-- PROBLEM TO WORK ON --
Determine the number of lines that contain the word "пултарнă", then state that number and nothing more.

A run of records
— START —

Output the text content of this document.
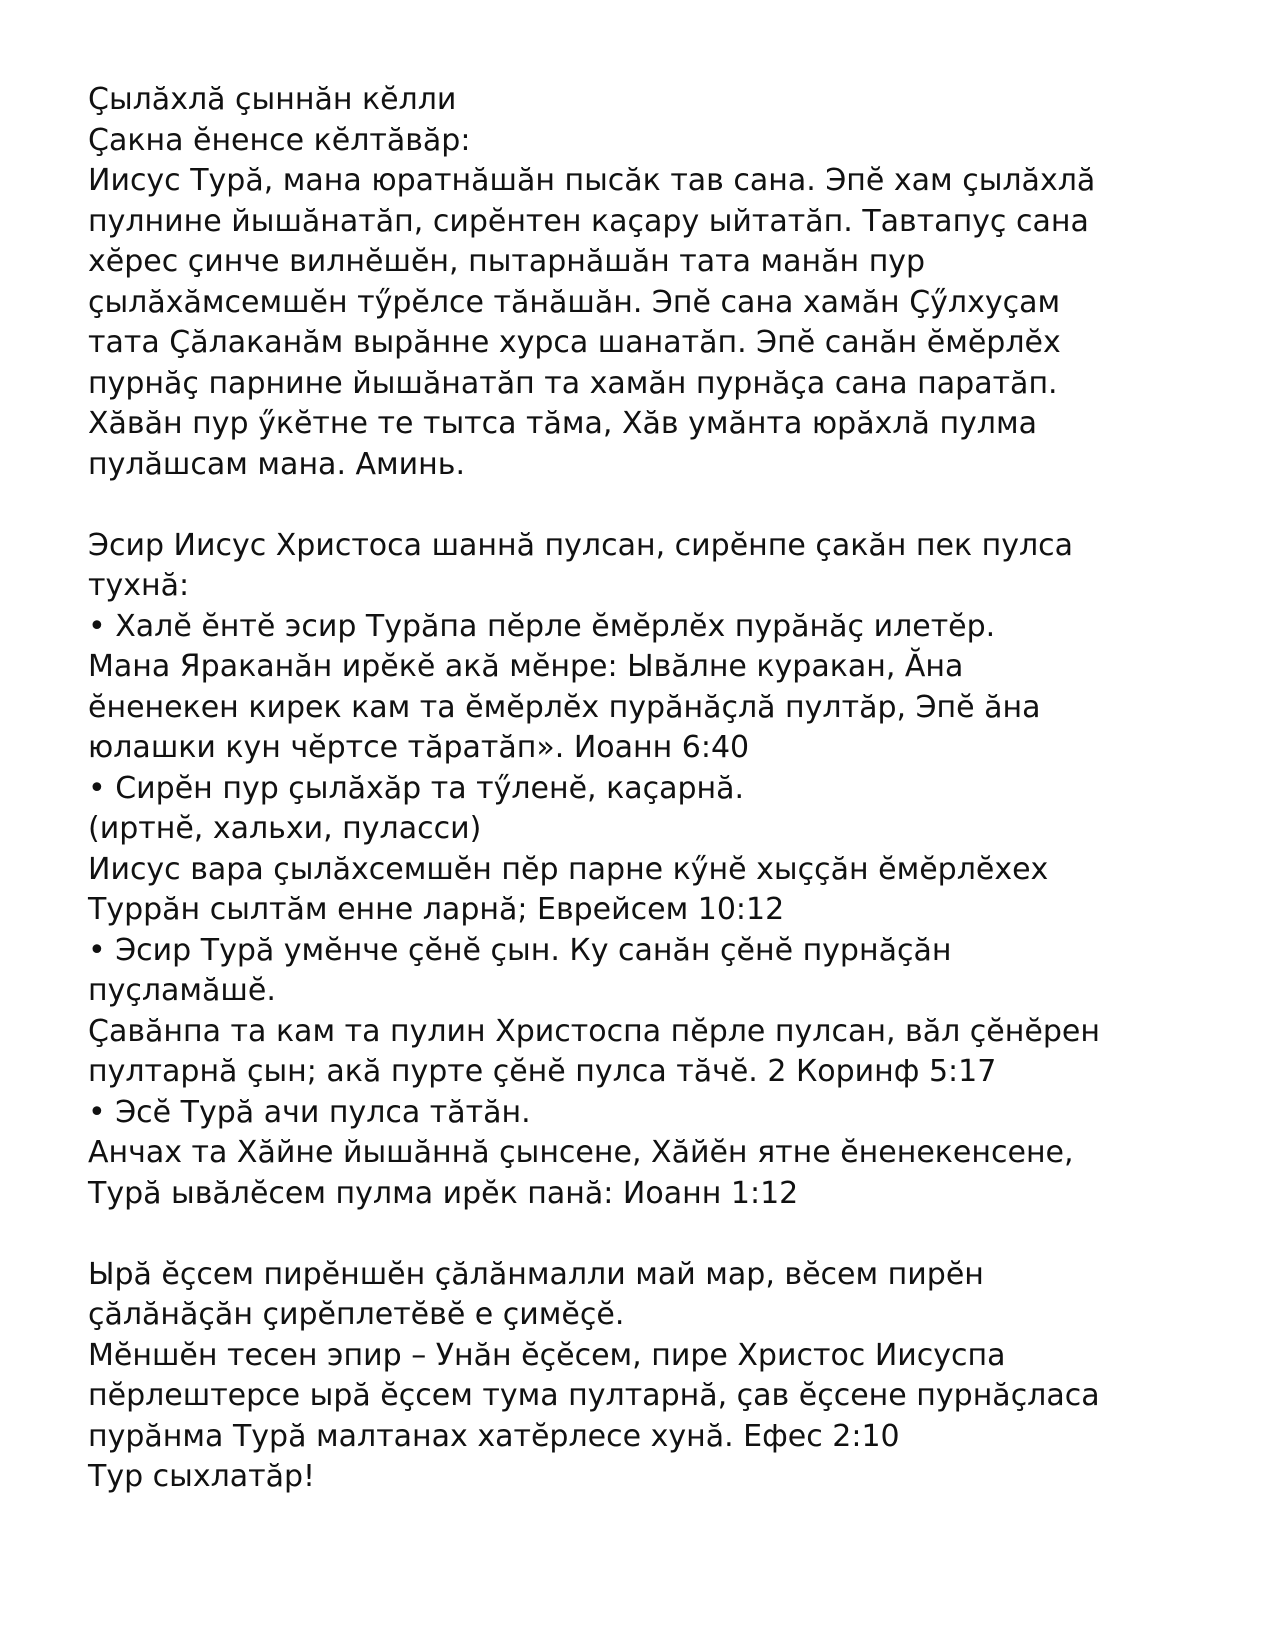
Çылăхлă çыннăн кĕлли
Çакна ĕненсе кĕлтăвăр:
Иисус Турă, мана юратнăшăн пысăк тав сана. Эпĕ хам çылăхлă
пулнине йышăнатăп, сирĕнтен каçару ыйтатăп. Тавтапуç сана
хĕрес çинче вилнĕшĕн, пытарнăшăн тата манăн пур
çылăхăмсемшĕн тӳрĕлсе тăнăшăн. Эпĕ сана хамăн Çӳлхуçам
тата Çăлаканăм вырăнне хурса шанатăп. Эпĕ санăн ĕмĕрлĕх
пурнăç парнине йышăнатăп та хамăн пурнăçа сана паратăп.
Хăвăн пур ӳкĕтне те тытса тăма, Хăв умăнта юрăхлă пулма
пулăшсам мана. Аминь.
Эсир Иисус Христоса шаннă пулсан, сирĕнпе çакăн пек пулса
тухнă:
• Халĕ ĕнтĕ эсир Турăпа пĕрле ĕмĕрлĕх пурăнăç илетĕр.
Мана Яраканăн ирĕкĕ акă мĕнре: Ывăлне куракан, Ăна
ĕненекен кирек кам та ĕмĕрлĕх пурăнăçлă пултăр, Эпĕ ăна
юлашки кун чĕртсе тăратăп». Иоанн 6:40
• Сирĕн пур çылăхăр та тӳленĕ, каçарнă.
(иртнĕ, хальхи, пуласси)
Иисус вара çылăхсемшĕн пĕр парне кӳнĕ хыççăн ĕмĕрлĕхех
Туррăн сылтăм енне ларнă; Еврейсем 10:12
• Эсир Турă умĕнче çĕнĕ çын. Ку санăн çĕнĕ пурнăçăн
пуçламăшĕ.
Çавăнпа та кам та пулин Христоспа пĕрле пулсан, вăл çĕнĕрен
пултарнă çын; акă пурте çĕнĕ пулса тăчĕ. 2 Коринф 5:17
• Эсĕ Турă ачи пулса тăтăн.
Анчах та Хăйне йышăннă çынсене, Хăйĕн ятне ĕненекенсене,
Турă ывăлĕсем пулма ирĕк панă: Иоанн 1:12
Ырă ĕçсем пирĕншĕн çăлăнмалли май мар, вĕсем пирĕн
çăлăнăçăн çирĕплетĕвĕ е çимĕçĕ.
Мĕншĕн тесен эпир – Унăн ĕçĕсем, пире Христос Иисуспа
пĕрлештерсе ырă ĕçсем тума пултарнă, çав ĕçсене пурнăçласа
пурăнма Турă малтанах хатĕрлесе хунă. Ефес 2:10
Тур сыхлатăр!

— END —

-- SOLUTION FOR THIS PROBLEM --
2